### Problem description
In the listing that follows, count the lines holding the word "Jena" and report only that number.
** start of Raw records **
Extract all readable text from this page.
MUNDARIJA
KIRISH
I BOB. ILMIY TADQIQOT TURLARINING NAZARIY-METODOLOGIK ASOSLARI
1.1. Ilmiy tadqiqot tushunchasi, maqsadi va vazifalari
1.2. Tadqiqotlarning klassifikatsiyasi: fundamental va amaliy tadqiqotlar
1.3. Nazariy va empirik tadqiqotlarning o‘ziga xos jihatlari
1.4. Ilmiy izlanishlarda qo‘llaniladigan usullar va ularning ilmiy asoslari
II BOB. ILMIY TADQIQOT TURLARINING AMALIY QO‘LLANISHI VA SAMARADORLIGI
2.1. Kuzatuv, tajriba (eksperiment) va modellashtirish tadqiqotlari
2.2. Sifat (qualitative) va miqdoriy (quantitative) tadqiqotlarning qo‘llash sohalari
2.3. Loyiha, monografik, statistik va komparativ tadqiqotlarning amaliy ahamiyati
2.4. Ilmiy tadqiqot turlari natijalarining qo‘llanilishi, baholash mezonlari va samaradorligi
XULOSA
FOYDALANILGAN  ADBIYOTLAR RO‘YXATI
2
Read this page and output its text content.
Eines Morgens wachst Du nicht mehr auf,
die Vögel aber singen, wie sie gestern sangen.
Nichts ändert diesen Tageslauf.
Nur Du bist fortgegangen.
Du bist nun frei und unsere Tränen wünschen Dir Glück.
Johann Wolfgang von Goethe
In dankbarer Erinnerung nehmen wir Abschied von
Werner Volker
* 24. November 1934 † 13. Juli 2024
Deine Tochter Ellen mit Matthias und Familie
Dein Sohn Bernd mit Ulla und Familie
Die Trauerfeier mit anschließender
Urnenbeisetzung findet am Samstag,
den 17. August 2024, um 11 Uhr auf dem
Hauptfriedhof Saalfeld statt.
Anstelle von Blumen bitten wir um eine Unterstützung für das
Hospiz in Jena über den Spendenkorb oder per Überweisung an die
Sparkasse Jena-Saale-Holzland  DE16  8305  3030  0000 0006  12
** end of Raw records **
### Exercise result
2